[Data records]
───

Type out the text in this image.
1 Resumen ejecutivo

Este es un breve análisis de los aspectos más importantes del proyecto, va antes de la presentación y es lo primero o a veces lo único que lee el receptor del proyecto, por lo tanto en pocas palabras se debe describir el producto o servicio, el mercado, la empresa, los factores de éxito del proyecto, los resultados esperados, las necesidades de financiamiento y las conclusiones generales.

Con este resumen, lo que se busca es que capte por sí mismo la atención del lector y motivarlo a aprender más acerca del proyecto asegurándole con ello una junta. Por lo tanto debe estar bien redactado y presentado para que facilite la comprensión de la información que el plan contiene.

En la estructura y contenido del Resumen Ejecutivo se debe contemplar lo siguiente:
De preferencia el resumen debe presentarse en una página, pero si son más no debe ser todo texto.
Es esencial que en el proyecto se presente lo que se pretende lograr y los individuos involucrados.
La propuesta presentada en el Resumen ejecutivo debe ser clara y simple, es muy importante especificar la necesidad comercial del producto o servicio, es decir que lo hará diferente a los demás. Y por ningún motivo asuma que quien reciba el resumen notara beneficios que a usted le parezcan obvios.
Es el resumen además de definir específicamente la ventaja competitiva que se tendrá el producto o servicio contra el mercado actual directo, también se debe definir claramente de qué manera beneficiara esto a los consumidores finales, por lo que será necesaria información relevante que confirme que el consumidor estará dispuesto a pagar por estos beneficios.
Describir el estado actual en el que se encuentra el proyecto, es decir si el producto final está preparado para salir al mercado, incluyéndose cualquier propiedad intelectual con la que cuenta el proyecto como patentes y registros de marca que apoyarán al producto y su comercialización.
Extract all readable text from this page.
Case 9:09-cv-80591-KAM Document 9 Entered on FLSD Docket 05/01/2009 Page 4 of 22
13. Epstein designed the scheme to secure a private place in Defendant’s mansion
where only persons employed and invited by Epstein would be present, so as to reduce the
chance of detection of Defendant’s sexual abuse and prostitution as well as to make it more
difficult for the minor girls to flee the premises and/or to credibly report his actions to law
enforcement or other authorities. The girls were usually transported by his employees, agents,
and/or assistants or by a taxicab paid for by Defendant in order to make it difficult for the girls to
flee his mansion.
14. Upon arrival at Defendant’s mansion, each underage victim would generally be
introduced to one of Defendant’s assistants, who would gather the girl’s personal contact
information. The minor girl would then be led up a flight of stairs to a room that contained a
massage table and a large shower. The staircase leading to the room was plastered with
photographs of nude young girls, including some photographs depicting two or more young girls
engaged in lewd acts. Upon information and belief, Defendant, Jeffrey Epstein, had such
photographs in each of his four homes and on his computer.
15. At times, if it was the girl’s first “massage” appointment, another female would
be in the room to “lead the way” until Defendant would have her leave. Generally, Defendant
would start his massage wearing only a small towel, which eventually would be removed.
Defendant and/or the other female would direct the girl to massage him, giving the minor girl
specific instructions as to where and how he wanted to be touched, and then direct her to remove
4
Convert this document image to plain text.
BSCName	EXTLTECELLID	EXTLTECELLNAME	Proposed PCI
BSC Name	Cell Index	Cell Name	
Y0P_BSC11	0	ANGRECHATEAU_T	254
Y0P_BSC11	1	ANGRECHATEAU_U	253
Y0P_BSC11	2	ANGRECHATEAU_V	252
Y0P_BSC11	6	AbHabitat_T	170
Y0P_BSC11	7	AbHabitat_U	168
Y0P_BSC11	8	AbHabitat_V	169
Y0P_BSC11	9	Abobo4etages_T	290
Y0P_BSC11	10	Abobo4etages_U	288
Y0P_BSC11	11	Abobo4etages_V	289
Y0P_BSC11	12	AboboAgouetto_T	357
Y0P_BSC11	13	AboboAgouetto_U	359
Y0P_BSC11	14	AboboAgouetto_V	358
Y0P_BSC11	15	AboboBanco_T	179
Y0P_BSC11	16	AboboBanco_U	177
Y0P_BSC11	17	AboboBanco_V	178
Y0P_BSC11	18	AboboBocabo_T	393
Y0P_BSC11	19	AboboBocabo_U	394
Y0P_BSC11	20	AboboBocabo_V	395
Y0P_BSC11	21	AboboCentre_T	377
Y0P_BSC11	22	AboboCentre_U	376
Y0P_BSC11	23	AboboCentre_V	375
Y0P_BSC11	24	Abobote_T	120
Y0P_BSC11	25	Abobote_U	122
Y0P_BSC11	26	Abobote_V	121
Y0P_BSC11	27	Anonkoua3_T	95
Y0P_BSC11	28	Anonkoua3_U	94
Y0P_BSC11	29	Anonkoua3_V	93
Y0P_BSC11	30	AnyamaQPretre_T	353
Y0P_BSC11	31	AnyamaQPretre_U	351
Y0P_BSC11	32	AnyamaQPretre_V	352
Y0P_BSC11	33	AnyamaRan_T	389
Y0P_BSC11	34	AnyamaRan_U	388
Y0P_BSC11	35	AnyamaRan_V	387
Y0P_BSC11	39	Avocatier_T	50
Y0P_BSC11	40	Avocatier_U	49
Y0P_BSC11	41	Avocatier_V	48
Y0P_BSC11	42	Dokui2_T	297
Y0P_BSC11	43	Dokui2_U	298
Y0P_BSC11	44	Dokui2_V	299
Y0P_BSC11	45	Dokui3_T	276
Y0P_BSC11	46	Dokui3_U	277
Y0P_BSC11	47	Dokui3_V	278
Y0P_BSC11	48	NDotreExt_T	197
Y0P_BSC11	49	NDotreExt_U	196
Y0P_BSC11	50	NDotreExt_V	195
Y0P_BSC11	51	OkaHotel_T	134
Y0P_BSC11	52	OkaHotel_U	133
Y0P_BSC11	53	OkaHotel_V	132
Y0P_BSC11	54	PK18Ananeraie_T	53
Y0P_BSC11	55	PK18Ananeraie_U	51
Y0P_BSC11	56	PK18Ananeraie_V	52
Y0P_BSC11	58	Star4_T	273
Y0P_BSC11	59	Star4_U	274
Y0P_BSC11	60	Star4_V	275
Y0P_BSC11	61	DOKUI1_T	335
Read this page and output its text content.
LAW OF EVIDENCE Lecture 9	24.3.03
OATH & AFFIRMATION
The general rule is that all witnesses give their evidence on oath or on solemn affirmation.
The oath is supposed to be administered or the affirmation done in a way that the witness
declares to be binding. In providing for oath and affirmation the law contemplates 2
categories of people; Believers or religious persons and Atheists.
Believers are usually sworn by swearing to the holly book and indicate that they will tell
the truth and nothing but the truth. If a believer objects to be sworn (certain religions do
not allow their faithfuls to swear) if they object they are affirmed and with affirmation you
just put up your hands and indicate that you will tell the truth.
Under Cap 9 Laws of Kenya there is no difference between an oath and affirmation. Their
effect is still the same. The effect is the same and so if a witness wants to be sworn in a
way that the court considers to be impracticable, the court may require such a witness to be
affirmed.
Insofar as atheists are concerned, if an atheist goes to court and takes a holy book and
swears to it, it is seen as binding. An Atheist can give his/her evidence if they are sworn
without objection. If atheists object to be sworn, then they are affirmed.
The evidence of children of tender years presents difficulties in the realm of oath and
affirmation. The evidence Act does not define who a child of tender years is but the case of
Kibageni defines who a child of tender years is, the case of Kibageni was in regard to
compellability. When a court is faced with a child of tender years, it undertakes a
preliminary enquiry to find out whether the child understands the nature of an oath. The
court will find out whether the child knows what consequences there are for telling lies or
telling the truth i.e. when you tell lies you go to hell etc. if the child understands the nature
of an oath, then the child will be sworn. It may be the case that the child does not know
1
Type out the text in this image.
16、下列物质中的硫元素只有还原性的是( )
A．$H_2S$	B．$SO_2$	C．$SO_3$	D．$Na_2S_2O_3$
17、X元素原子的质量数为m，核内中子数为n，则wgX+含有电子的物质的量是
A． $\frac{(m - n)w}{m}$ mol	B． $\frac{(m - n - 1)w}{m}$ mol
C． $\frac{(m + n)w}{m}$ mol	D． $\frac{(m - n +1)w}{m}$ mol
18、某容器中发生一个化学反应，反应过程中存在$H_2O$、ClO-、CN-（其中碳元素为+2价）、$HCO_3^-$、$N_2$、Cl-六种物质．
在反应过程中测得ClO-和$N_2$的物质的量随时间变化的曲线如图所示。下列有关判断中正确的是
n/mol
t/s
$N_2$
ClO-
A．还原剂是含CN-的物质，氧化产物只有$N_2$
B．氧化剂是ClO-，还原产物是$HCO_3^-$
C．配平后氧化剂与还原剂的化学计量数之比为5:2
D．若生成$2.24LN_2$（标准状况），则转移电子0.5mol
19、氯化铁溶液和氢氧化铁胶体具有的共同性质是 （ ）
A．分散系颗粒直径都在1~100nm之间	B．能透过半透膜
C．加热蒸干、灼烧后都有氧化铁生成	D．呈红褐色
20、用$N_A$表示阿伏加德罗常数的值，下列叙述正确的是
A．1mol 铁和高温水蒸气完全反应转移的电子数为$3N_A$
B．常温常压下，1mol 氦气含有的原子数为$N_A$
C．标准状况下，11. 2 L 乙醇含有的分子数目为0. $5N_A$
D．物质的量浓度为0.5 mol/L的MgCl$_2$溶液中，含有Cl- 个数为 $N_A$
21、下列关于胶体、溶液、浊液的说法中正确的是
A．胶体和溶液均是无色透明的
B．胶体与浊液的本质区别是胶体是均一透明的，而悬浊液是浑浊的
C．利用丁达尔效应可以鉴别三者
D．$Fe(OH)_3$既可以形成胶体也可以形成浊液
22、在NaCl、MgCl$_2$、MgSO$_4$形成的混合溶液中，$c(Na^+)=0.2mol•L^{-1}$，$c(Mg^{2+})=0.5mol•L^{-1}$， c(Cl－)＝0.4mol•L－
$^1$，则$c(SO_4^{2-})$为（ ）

───

[WRITTEN REQUEST] Search the lines above for the string "Epstein" and copy each line that has it.

[FINAL ANSWER]
13. Epstein designed the scheme to secure a private place in Defendant’s mansion
where only persons employed and invited by Epstein would be present, so as to reduce the
engaged in lewd acts. Upon information and belief, Defendant, Jeffrey Epstein, had such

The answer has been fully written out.